◆ **Written request**
Below are some entries. Output each one exactly as it appears.

◆ **Items**
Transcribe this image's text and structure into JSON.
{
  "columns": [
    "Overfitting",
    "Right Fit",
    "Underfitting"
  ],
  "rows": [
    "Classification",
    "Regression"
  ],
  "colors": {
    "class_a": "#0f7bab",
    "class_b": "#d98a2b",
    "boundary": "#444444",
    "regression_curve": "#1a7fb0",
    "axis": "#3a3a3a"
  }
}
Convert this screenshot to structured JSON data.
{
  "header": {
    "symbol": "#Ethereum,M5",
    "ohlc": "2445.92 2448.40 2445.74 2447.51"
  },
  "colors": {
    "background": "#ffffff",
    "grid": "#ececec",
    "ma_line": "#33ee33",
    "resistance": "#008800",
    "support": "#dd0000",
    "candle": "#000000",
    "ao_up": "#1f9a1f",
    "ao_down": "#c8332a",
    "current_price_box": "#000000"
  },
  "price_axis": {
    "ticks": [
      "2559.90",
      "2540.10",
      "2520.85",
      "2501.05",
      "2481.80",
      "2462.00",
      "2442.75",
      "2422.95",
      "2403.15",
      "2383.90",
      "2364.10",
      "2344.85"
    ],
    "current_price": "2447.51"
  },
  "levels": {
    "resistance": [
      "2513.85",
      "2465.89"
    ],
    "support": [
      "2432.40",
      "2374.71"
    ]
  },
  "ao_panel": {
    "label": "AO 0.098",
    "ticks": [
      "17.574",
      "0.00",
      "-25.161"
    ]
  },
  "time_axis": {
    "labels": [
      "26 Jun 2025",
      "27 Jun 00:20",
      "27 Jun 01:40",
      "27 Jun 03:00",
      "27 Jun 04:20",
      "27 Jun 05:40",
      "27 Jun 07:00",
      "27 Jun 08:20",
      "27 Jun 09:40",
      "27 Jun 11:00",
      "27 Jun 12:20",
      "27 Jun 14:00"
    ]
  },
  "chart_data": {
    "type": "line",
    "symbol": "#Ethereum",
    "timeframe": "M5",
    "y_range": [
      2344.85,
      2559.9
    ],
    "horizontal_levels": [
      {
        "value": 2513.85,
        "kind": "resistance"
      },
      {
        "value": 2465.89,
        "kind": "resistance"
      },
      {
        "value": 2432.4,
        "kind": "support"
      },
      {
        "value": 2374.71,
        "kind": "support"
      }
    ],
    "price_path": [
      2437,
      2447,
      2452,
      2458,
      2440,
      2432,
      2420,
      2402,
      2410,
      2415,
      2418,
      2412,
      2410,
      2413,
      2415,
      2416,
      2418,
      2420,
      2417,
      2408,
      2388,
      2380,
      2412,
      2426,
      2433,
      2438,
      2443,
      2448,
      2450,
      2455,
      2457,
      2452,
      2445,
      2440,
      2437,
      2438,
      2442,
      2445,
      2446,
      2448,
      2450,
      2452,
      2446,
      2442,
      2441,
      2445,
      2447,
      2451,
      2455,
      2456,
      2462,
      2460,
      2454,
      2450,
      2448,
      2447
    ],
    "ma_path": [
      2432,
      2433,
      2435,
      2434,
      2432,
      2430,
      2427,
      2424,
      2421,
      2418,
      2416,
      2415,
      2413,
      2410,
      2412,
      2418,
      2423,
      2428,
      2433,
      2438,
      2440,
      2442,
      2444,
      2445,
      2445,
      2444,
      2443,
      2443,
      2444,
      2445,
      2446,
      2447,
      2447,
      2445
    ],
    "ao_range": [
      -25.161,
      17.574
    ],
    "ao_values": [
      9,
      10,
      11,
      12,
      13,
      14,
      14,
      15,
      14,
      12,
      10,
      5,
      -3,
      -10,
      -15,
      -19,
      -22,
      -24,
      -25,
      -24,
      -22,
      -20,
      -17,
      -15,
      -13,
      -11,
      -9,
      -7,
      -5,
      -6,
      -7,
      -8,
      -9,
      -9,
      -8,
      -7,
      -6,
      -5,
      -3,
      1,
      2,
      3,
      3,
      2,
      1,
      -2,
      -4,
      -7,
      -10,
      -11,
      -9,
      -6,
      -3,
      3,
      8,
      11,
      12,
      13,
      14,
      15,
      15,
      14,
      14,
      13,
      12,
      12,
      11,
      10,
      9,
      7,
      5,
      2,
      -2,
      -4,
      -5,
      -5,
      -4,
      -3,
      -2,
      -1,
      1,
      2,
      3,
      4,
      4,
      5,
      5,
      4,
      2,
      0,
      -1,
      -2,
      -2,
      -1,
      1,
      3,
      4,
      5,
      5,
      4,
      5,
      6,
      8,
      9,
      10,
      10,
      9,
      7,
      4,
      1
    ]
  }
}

◆ **Reply to the task**
Transcribe this image's text and structure into JSON.
{
  "columns": [
    "Overfitting",
    "Right Fit",
    "Underfitting"
  ],
  "rows": [
    "Classification",
    "Regression"
  ],
  "colors": {
    "class_a": "#0f7bab",
    "class_b": "#d98a2b",
    "boundary": "#444444",
    "regression_curve": "#1a7fb0",
    "axis": "#3a3a3a"
  }
}
Convert this screenshot to structured JSON data.
{
  "header": {
    "symbol": "#Ethereum,M5",
    "ohlc": "2445.92 2448.40 2445.74 2447.51"
  },
  "colors": {
    "background": "#ffffff",
    "grid": "#ececec",
    "ma_line": "#33ee33",
    "resistance": "#008800",
    "support": "#dd0000",
    "candle": "#000000",
    "ao_up": "#1f9a1f",
    "ao_down": "#c8332a",
    "current_price_box": "#000000"
  },
  "price_axis": {
    "ticks": [
      "2559.90",
      "2540.10",
      "2520.85",
      "2501.05",
      "2481.80",
      "2462.00",
      "2442.75",
      "2422.95",
      "2403.15",
      "2383.90",
      "2364.10",
      "2344.85"
    ],
    "current_price": "2447.51"
  },
  "levels": {
    "resistance": [
      "2513.85",
      "2465.89"
    ],
    "support": [
      "2432.40",
      "2374.71"
    ]
  },
  "ao_panel": {
    "label": "AO 0.098",
    "ticks": [
      "17.574",
      "0.00",
      "-25.161"
    ]
  },
  "time_axis": {
    "labels": [
      "26 Jun 2025",
      "27 Jun 00:20",
      "27 Jun 01:40",
      "27 Jun 03:00",
      "27 Jun 04:20",
      "27 Jun 05:40",
      "27 Jun 07:00",
      "27 Jun 08:20",
      "27 Jun 09:40",
      "27 Jun 11:00",
      "27 Jun 12:20",
      "27 Jun 14:00"
    ]
  },
  "chart_data": {
    "type": "line",
    "symbol": "#Ethereum",
    "timeframe": "M5",
    "y_range": [
      2344.85,
      2559.9
    ],
    "horizontal_levels": [
      {
        "value": 2513.85,
        "kind": "resistance"
      },
      {
        "value": 2465.89,
        "kind": "resistance"
      },
      {
        "value": 2432.4,
        "kind": "support"
      },
      {
        "value": 2374.71,
        "kind": "support"
      }
    ],
    "price_path": [
      2437,
      2447,
      2452,
      2458,
      2440,
      2432,
      2420,
      2402,
      2410,
      2415,
      2418,
      2412,
      2410,
      2413,
      2415,
      2416,
      2418,
      2420,
      2417,
      2408,
      2388,
      2380,
      2412,
      2426,
      2433,
      2438,
      2443,
      2448,
      2450,
      2455,
      2457,
      2452,
      2445,
      2440,
      2437,
      2438,
      2442,
      2445,
      2446,
      2448,
      2450,
      2452,
      2446,
      2442,
      2441,
      2445,
      2447,
      2451,
      2455,
      2456,
      2462,
      2460,
      2454,
      2450,
      2448,
      2447
    ],
    "ma_path": [
      2432,
      2433,
      2435,
      2434,
      2432,
      2430,
      2427,
      2424,
      2421,
      2418,
      2416,
      2415,
      2413,
      2410,
      2412,
      2418,
      2423,
      2428,
      2433,
      2438,
      2440,
      2442,
      2444,
      2445,
      2445,
      2444,
      2443,
      2443,
      2444,
      2445,
      2446,
      2447,
      2447,
      2445
    ],
    "ao_range": [
      -25.161,
      17.574
    ],
    "ao_values": [
      9,
      10,
      11,
      12,
      13,
      14,
      14,
      15,
      14,
      12,
      10,
      5,
      -3,
      -10,
      -15,
      -19,
      -22,
      -24,
      -25,
      -24,
      -22,
      -20,
      -17,
      -15,
      -13,
      -11,
      -9,
      -7,
      -5,
      -6,
      -7,
      -8,
      -9,
      -9,
      -8,
      -7,
      -6,
      -5,
      -3,
      1,
      2,
      3,
      3,
      2,
      1,
      -2,
      -4,
      -7,
      -10,
      -11,
      -9,
      -6,
      -3,
      3,
      8,
      11,
      12,
      13,
      14,
      15,
      15,
      14,
      14,
      13,
      12,
      12,
      11,
      10,
      9,
      7,
      5,
      2,
      -2,
      -4,
      -5,
      -5,
      -4,
      -3,
      -2,
      -1,
      1,
      2,
      3,
      4,
      4,
      5,
      5,
      4,
      2,
      0,
      -1,
      -2,
      -2,
      -1,
      1,
      3,
      4,
      5,
      5,
      4,
      5,
      6,
      8,
      9,
      10,
      10,
      9,
      7,
      4,
      1
    ]
  }
}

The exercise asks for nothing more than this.